_SET TASK_. Each record is to be printed again precisely as it reads.

_INPUT RECORDS_.
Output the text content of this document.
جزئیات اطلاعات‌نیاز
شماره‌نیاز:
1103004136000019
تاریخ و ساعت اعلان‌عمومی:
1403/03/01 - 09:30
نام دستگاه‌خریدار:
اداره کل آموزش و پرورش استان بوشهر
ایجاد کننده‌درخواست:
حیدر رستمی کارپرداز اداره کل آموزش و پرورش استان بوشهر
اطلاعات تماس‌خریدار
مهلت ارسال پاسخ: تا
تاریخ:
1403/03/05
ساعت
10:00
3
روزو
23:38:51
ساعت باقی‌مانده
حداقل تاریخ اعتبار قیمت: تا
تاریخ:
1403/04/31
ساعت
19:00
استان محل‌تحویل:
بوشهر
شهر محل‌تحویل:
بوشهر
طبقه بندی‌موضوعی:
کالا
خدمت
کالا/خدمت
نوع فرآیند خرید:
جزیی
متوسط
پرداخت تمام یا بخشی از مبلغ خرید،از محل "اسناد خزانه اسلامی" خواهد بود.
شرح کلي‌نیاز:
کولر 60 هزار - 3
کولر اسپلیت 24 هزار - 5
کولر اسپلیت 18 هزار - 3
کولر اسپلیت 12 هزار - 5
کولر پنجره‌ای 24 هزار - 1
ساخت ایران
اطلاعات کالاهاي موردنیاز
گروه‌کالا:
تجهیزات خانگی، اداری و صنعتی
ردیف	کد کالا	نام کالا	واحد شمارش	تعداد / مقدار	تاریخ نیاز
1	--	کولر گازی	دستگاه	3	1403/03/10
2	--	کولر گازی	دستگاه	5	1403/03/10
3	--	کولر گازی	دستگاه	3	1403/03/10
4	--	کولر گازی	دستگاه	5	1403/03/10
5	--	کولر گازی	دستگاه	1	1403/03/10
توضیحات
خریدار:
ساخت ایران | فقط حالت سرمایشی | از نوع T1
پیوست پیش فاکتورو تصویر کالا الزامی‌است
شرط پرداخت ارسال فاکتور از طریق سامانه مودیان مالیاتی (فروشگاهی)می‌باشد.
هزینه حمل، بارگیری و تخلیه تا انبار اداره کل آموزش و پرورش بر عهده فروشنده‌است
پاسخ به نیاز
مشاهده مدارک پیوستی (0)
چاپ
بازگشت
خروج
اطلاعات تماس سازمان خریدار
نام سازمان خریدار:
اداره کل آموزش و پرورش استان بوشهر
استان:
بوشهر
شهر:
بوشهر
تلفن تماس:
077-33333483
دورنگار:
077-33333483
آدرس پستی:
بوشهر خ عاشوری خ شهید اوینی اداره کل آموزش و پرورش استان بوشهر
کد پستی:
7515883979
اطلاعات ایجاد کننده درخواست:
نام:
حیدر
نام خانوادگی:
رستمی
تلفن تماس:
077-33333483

_CORRECT RESULT_.
Output the text content of this document.
جزئیات اطلاعات‌نیاز
شماره‌نیاز:
1103004136000019
تاریخ و ساعت اعلان‌عمومی:
1403/03/01 - 09:30
نام دستگاه‌خریدار:
اداره کل آموزش و پرورش استان بوشهر
ایجاد کننده‌درخواست:
حیدر رستمی کارپرداز اداره کل آموزش و پرورش استان بوشهر
اطلاعات تماس‌خریدار
مهلت ارسال پاسخ: تا
تاریخ:
1403/03/05
ساعت
10:00
3
روزو
23:38:51
ساعت باقی‌مانده
حداقل تاریخ اعتبار قیمت: تا
تاریخ:
1403/04/31
ساعت
19:00
استان محل‌تحویل:
بوشهر
شهر محل‌تحویل:
بوشهر
طبقه بندی‌موضوعی:
کالا
خدمت
کالا/خدمت
نوع فرآیند خرید:
جزیی
متوسط
پرداخت تمام یا بخشی از مبلغ خرید،از محل "اسناد خزانه اسلامی" خواهد بود.
شرح کلي‌نیاز:
کولر 60 هزار - 3
کولر اسپلیت 24 هزار - 5
کولر اسپلیت 18 هزار - 3
کولر اسپلیت 12 هزار - 5
کولر پنجره‌ای 24 هزار - 1
ساخت ایران
اطلاعات کالاهاي موردنیاز
گروه‌کالا:
تجهیزات خانگی، اداری و صنعتی
ردیف	کد کالا	نام کالا	واحد شمارش	تعداد / مقدار	تاریخ نیاز
1	--	کولر گازی	دستگاه	3	1403/03/10
2	--	کولر گازی	دستگاه	5	1403/03/10
3	--	کولر گازی	دستگاه	3	1403/03/10
4	--	کولر گازی	دستگاه	5	1403/03/10
5	--	کولر گازی	دستگاه	1	1403/03/10
توضیحات
خریدار:
ساخت ایران | فقط حالت سرمایشی | از نوع T1
پیوست پیش فاکتورو تصویر کالا الزامی‌است
شرط پرداخت ارسال فاکتور از طریق سامانه مودیان مالیاتی (فروشگاهی)می‌باشد.
هزینه حمل، بارگیری و تخلیه تا انبار اداره کل آموزش و پرورش بر عهده فروشنده‌است
پاسخ به نیاز
مشاهده مدارک پیوستی (0)
چاپ
بازگشت
خروج
اطلاعات تماس سازمان خریدار
نام سازمان خریدار:
اداره کل آموزش و پرورش استان بوشهر
استان:
بوشهر
شهر:
بوشهر
تلفن تماس:
077-33333483
دورنگار:
077-33333483
آدرس پستی:
بوشهر خ عاشوری خ شهید اوینی اداره کل آموزش و پرورش استان بوشهر
کد پستی:
7515883979
اطلاعات ایجاد کننده درخواست:
نام:
حیدر
نام خانوادگی:
رستمی
تلفن تماس:
077-33333483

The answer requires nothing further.